• [Instructions to follow] All of the data that follows should be retyped exactly, please, except the pictures.

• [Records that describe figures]
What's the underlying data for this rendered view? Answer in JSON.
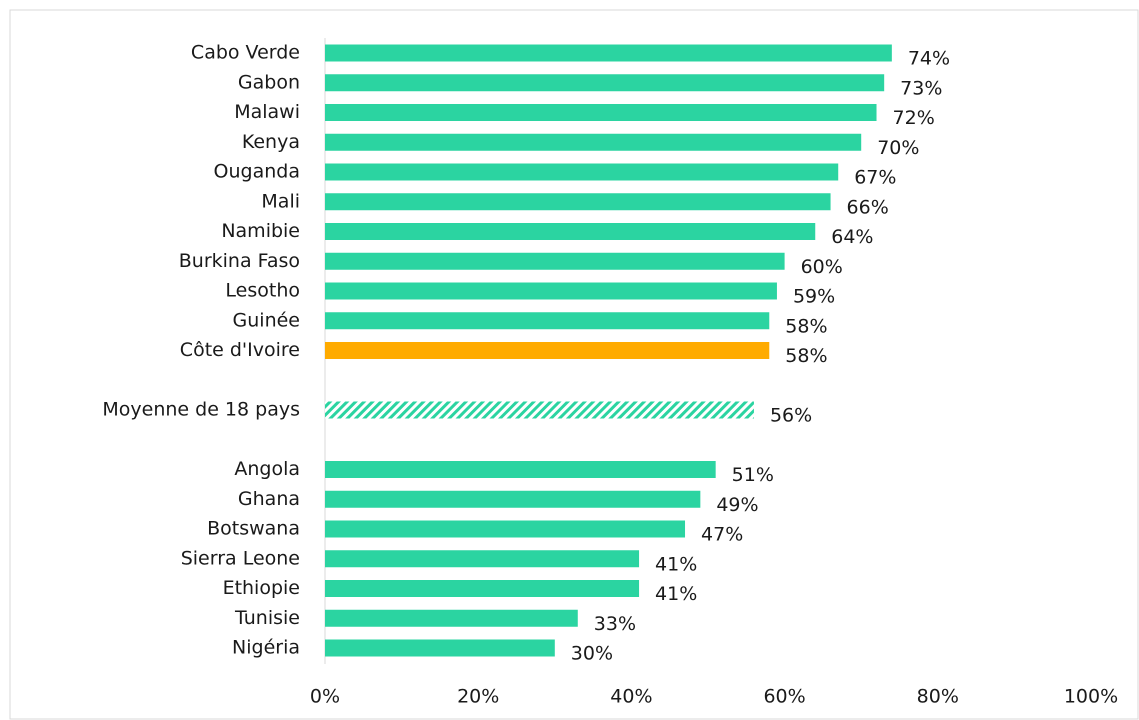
{
  "chart_data": {
    "type": "barh",
    "categories": [
      "Cabo Verde",
      "Gabon",
      "Malawi",
      "Kenya",
      "Ouganda",
      "Mali",
      "Namibie",
      "Burkina Faso",
      "Lesotho",
      "Guinée",
      "Côte d'Ivoire",
      null,
      "Moyenne de 18 pays",
      null,
      "Angola",
      "Ghana",
      "Botswana",
      "Sierra Leone",
      "Ethiopie",
      "Tunisie",
      "Nigéria"
    ],
    "values": [
      74,
      73,
      72,
      70,
      67,
      66,
      64,
      60,
      59,
      58,
      58,
      null,
      56,
      null,
      51,
      49,
      47,
      41,
      41,
      33,
      30
    ],
    "value_labels": [
      "74%",
      "73%",
      "72%",
      "70%",
      "67%",
      "66%",
      "64%",
      "60%",
      "59%",
      "58%",
      "58%",
      null,
      "56%",
      null,
      "51%",
      "49%",
      "47%",
      "41%",
      "41%",
      "33%",
      "30%"
    ],
    "colors": [
      "#2bd4a1",
      "#2bd4a1",
      "#2bd4a1",
      "#2bd4a1",
      "#2bd4a1",
      "#2bd4a1",
      "#2bd4a1",
      "#2bd4a1",
      "#2bd4a1",
      "#2bd4a1",
      "#ffab00",
      null,
      "#2bd4a1",
      null,
      "#2bd4a1",
      "#2bd4a1",
      "#2bd4a1",
      "#2bd4a1",
      "#2bd4a1",
      "#2bd4a1",
      "#2bd4a1"
    ],
    "hatched_bars": [
      12
    ],
    "xlim": [
      0,
      100
    ],
    "xticks": [
      {
        "value": 0,
        "label": "0%"
      },
      {
        "value": 20,
        "label": "20%"
      },
      {
        "value": 40,
        "label": "40%"
      },
      {
        "value": 60,
        "label": "60%"
      },
      {
        "value": 80,
        "label": "80%"
      },
      {
        "value": 100,
        "label": "100%"
      }
    ],
    "grid": false
  }
}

• [Answer to the problem]
What's the underlying data for this rendered view? Answer in JSON.
{
  "chart_data": {
    "type": "barh",
    "categories": [
      "Cabo Verde",
      "Gabon",
      "Malawi",
      "Kenya",
      "Ouganda",
      "Mali",
      "Namibie",
      "Burkina Faso",
      "Lesotho",
      "Guinée",
      "Côte d'Ivoire",
      null,
      "Moyenne de 18 pays",
      null,
      "Angola",
      "Ghana",
      "Botswana",
      "Sierra Leone",
      "Ethiopie",
      "Tunisie",
      "Nigéria"
    ],
    "values": [
      74,
      73,
      72,
      70,
      67,
      66,
      64,
      60,
      59,
      58,
      58,
      null,
      56,
      null,
      51,
      49,
      47,
      41,
      41,
      33,
      30
    ],
    "value_labels": [
      "74%",
      "73%",
      "72%",
      "70%",
      "67%",
      "66%",
      "64%",
      "60%",
      "59%",
      "58%",
      "58%",
      null,
      "56%",
      null,
      "51%",
      "49%",
      "47%",
      "41%",
      "41%",
      "33%",
      "30%"
    ],
    "colors": [
      "#2bd4a1",
      "#2bd4a1",
      "#2bd4a1",
      "#2bd4a1",
      "#2bd4a1",
      "#2bd4a1",
      "#2bd4a1",
      "#2bd4a1",
      "#2bd4a1",
      "#2bd4a1",
      "#ffab00",
      null,
      "#2bd4a1",
      null,
      "#2bd4a1",
      "#2bd4a1",
      "#2bd4a1",
      "#2bd4a1",
      "#2bd4a1",
      "#2bd4a1",
      "#2bd4a1"
    ],
    "hatched_bars": [
      12
    ],
    "xlim": [
      0,
      100
    ],
    "xticks": [
      {
        "value": 0,
        "label": "0%"
      },
      {
        "value": 20,
        "label": "20%"
      },
      {
        "value": 40,
        "label": "40%"
      },
      {
        "value": 60,
        "label": "60%"
      },
      {
        "value": 80,
        "label": "80%"
      },
      {
        "value": 100,
        "label": "100%"
      }
    ],
    "grid": false
  }
}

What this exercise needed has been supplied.